> Exercise instructions: All of the data needs to be repeated exactly.

-------- Listed entries --------

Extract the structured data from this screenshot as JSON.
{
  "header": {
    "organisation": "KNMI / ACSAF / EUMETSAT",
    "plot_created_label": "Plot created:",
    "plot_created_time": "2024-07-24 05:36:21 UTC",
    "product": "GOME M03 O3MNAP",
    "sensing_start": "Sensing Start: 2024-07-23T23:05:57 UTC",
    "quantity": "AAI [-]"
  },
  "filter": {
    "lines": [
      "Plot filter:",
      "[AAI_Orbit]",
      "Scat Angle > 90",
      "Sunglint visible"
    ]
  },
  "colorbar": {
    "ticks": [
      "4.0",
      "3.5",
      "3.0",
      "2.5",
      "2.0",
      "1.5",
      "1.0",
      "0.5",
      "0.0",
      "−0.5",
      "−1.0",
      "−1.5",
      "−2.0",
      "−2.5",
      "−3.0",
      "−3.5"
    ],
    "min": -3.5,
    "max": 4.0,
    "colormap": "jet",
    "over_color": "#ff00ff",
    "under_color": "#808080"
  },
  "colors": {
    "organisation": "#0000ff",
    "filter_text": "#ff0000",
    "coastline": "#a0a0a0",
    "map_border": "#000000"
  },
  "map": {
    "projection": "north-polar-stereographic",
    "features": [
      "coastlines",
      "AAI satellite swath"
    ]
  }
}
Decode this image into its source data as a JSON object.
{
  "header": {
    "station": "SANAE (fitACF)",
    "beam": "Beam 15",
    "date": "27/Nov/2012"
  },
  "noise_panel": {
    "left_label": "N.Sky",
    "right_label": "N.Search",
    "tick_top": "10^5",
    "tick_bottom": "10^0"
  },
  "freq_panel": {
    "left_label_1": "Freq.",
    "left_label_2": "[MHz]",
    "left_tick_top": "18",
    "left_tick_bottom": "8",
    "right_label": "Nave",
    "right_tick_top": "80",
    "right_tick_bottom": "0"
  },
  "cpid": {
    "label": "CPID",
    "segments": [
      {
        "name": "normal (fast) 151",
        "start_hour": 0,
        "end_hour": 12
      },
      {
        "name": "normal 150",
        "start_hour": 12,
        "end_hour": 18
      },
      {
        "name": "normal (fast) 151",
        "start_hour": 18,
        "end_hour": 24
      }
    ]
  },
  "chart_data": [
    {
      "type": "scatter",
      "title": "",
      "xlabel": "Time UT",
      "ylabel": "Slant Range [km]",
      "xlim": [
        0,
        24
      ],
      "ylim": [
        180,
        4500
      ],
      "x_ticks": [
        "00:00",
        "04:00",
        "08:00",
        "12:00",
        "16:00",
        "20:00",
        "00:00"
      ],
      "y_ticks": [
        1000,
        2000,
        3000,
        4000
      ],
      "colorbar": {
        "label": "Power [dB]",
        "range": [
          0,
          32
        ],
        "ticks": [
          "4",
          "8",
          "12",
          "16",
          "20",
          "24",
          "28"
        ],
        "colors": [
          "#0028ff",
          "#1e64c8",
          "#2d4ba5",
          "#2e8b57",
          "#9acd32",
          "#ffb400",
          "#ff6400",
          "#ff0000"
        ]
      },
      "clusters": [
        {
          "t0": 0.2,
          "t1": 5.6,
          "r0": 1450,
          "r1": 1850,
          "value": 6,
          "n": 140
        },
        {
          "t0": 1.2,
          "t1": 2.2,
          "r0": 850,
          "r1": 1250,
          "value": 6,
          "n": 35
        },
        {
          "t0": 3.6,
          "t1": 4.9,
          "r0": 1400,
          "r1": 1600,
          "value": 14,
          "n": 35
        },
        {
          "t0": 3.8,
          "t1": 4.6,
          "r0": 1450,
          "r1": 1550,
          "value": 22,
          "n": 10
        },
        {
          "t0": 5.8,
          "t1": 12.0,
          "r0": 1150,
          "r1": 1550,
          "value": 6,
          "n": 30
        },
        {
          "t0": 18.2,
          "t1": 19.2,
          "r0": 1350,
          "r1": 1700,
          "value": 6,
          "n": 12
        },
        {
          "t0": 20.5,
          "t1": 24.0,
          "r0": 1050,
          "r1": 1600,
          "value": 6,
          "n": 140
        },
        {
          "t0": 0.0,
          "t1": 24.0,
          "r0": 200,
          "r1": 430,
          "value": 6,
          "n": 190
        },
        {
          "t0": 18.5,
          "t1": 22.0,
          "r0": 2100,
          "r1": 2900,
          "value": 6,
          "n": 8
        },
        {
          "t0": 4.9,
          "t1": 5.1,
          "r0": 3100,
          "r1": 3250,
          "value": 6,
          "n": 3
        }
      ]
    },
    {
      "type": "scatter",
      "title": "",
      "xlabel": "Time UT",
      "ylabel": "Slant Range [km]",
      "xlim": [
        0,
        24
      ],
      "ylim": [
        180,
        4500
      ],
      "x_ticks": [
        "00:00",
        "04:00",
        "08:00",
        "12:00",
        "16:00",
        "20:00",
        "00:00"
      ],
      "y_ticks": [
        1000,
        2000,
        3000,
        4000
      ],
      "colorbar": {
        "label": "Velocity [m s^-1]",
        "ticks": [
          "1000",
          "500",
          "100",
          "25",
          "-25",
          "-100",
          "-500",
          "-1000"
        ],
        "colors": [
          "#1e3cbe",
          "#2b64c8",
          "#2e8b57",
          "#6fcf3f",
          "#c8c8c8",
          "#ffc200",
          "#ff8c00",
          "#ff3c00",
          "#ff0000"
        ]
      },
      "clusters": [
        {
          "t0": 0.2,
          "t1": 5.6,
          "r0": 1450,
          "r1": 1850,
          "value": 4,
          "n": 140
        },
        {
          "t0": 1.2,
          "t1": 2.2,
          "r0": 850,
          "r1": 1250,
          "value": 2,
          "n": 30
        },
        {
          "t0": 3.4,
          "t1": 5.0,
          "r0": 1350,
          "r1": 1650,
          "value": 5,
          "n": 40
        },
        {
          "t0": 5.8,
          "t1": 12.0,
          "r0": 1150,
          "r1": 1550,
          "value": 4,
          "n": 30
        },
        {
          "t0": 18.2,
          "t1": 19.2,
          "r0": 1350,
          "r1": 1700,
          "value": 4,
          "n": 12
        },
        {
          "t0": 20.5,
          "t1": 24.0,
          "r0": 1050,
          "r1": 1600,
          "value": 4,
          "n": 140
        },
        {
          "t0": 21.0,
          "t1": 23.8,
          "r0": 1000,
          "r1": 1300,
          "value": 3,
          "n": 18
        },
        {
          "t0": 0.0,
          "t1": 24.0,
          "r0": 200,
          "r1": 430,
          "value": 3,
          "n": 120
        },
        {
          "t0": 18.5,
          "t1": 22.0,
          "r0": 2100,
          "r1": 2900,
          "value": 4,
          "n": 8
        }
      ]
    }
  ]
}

--------

> Result of this task:
Extract the structured data from this screenshot as JSON.
{
  "header": {
    "organisation": "KNMI / ACSAF / EUMETSAT",
    "plot_created_label": "Plot created:",
    "plot_created_time": "2024-07-24 05:36:21 UTC",
    "product": "GOME M03 O3MNAP",
    "sensing_start": "Sensing Start: 2024-07-23T23:05:57 UTC",
    "quantity": "AAI [-]"
  },
  "filter": {
    "lines": [
      "Plot filter:",
      "[AAI_Orbit]",
      "Scat Angle > 90",
      "Sunglint visible"
    ]
  },
  "colorbar": {
    "ticks": [
      "4.0",
      "3.5",
      "3.0",
      "2.5",
      "2.0",
      "1.5",
      "1.0",
      "0.5",
      "0.0",
      "−0.5",
      "−1.0",
      "−1.5",
      "−2.0",
      "−2.5",
      "−3.0",
      "−3.5"
    ],
    "min": -3.5,
    "max": 4.0,
    "colormap": "jet",
    "over_color": "#ff00ff",
    "under_color": "#808080"
  },
  "colors": {
    "organisation": "#0000ff",
    "filter_text": "#ff0000",
    "coastline": "#a0a0a0",
    "map_border": "#000000"
  },
  "map": {
    "projection": "north-polar-stereographic",
    "features": [
      "coastlines",
      "AAI satellite swath"
    ]
  }
}
Decode this image into its source data as a JSON object.
{
  "header": {
    "station": "SANAE (fitACF)",
    "beam": "Beam 15",
    "date": "27/Nov/2012"
  },
  "noise_panel": {
    "left_label": "N.Sky",
    "right_label": "N.Search",
    "tick_top": "10^5",
    "tick_bottom": "10^0"
  },
  "freq_panel": {
    "left_label_1": "Freq.",
    "left_label_2": "[MHz]",
    "left_tick_top": "18",
    "left_tick_bottom": "8",
    "right_label": "Nave",
    "right_tick_top": "80",
    "right_tick_bottom": "0"
  },
  "cpid": {
    "label": "CPID",
    "segments": [
      {
        "name": "normal (fast) 151",
        "start_hour": 0,
        "end_hour": 12
      },
      {
        "name": "normal 150",
        "start_hour": 12,
        "end_hour": 18
      },
      {
        "name": "normal (fast) 151",
        "start_hour": 18,
        "end_hour": 24
      }
    ]
  },
  "chart_data": [
    {
      "type": "scatter",
      "title": "",
      "xlabel": "Time UT",
      "ylabel": "Slant Range [km]",
      "xlim": [
        0,
        24
      ],
      "ylim": [
        180,
        4500
      ],
      "x_ticks": [
        "00:00",
        "04:00",
        "08:00",
        "12:00",
        "16:00",
        "20:00",
        "00:00"
      ],
      "y_ticks": [
        1000,
        2000,
        3000,
        4000
      ],
      "colorbar": {
        "label": "Power [dB]",
        "range": [
          0,
          32
        ],
        "ticks": [
          "4",
          "8",
          "12",
          "16",
          "20",
          "24",
          "28"
        ],
        "colors": [
          "#0028ff",
          "#1e64c8",
          "#2d4ba5",
          "#2e8b57",
          "#9acd32",
          "#ffb400",
          "#ff6400",
          "#ff0000"
        ]
      },
      "clusters": [
        {
          "t0": 0.2,
          "t1": 5.6,
          "r0": 1450,
          "r1": 1850,
          "value": 6,
          "n": 140
        },
        {
          "t0": 1.2,
          "t1": 2.2,
          "r0": 850,
          "r1": 1250,
          "value": 6,
          "n": 35
        },
        {
          "t0": 3.6,
          "t1": 4.9,
          "r0": 1400,
          "r1": 1600,
          "value": 14,
          "n": 35
        },
        {
          "t0": 3.8,
          "t1": 4.6,
          "r0": 1450,
          "r1": 1550,
          "value": 22,
          "n": 10
        },
        {
          "t0": 5.8,
          "t1": 12.0,
          "r0": 1150,
          "r1": 1550,
          "value": 6,
          "n": 30
        },
        {
          "t0": 18.2,
          "t1": 19.2,
          "r0": 1350,
          "r1": 1700,
          "value": 6,
          "n": 12
        },
        {
          "t0": 20.5,
          "t1": 24.0,
          "r0": 1050,
          "r1": 1600,
          "value": 6,
          "n": 140
        },
        {
          "t0": 0.0,
          "t1": 24.0,
          "r0": 200,
          "r1": 430,
          "value": 6,
          "n": 190
        },
        {
          "t0": 18.5,
          "t1": 22.0,
          "r0": 2100,
          "r1": 2900,
          "value": 6,
          "n": 8
        },
        {
          "t0": 4.9,
          "t1": 5.1,
          "r0": 3100,
          "r1": 3250,
          "value": 6,
          "n": 3
        }
      ]
    },
    {
      "type": "scatter",
      "title": "",
      "xlabel": "Time UT",
      "ylabel": "Slant Range [km]",
      "xlim": [
        0,
        24
      ],
      "ylim": [
        180,
        4500
      ],
      "x_ticks": [
        "00:00",
        "04:00",
        "08:00",
        "12:00",
        "16:00",
        "20:00",
        "00:00"
      ],
      "y_ticks": [
        1000,
        2000,
        3000,
        4000
      ],
      "colorbar": {
        "label": "Velocity [m s^-1]",
        "ticks": [
          "1000",
          "500",
          "100",
          "25",
          "-25",
          "-100",
          "-500",
          "-1000"
        ],
        "colors": [
          "#1e3cbe",
          "#2b64c8",
          "#2e8b57",
          "#6fcf3f",
          "#c8c8c8",
          "#ffc200",
          "#ff8c00",
          "#ff3c00",
          "#ff0000"
        ]
      },
      "clusters": [
        {
          "t0": 0.2,
          "t1": 5.6,
          "r0": 1450,
          "r1": 1850,
          "value": 4,
          "n": 140
        },
        {
          "t0": 1.2,
          "t1": 2.2,
          "r0": 850,
          "r1": 1250,
          "value": 2,
          "n": 30
        },
        {
          "t0": 3.4,
          "t1": 5.0,
          "r0": 1350,
          "r1": 1650,
          "value": 5,
          "n": 40
        },
        {
          "t0": 5.8,
          "t1": 12.0,
          "r0": 1150,
          "r1": 1550,
          "value": 4,
          "n": 30
        },
        {
          "t0": 18.2,
          "t1": 19.2,
          "r0": 1350,
          "r1": 1700,
          "value": 4,
          "n": 12
        },
        {
          "t0": 20.5,
          "t1": 24.0,
          "r0": 1050,
          "r1": 1600,
          "value": 4,
          "n": 140
        },
        {
          "t0": 21.0,
          "t1": 23.8,
          "r0": 1000,
          "r1": 1300,
          "value": 3,
          "n": 18
        },
        {
          "t0": 0.0,
          "t1": 24.0,
          "r0": 200,
          "r1": 430,
          "value": 3,
          "n": 120
        },
        {
          "t0": 18.5,
          "t1": 22.0,
          "r0": 2100,
          "r1": 2900,
          "value": 4,
          "n": 8
        }
      ]
    }
  ]
}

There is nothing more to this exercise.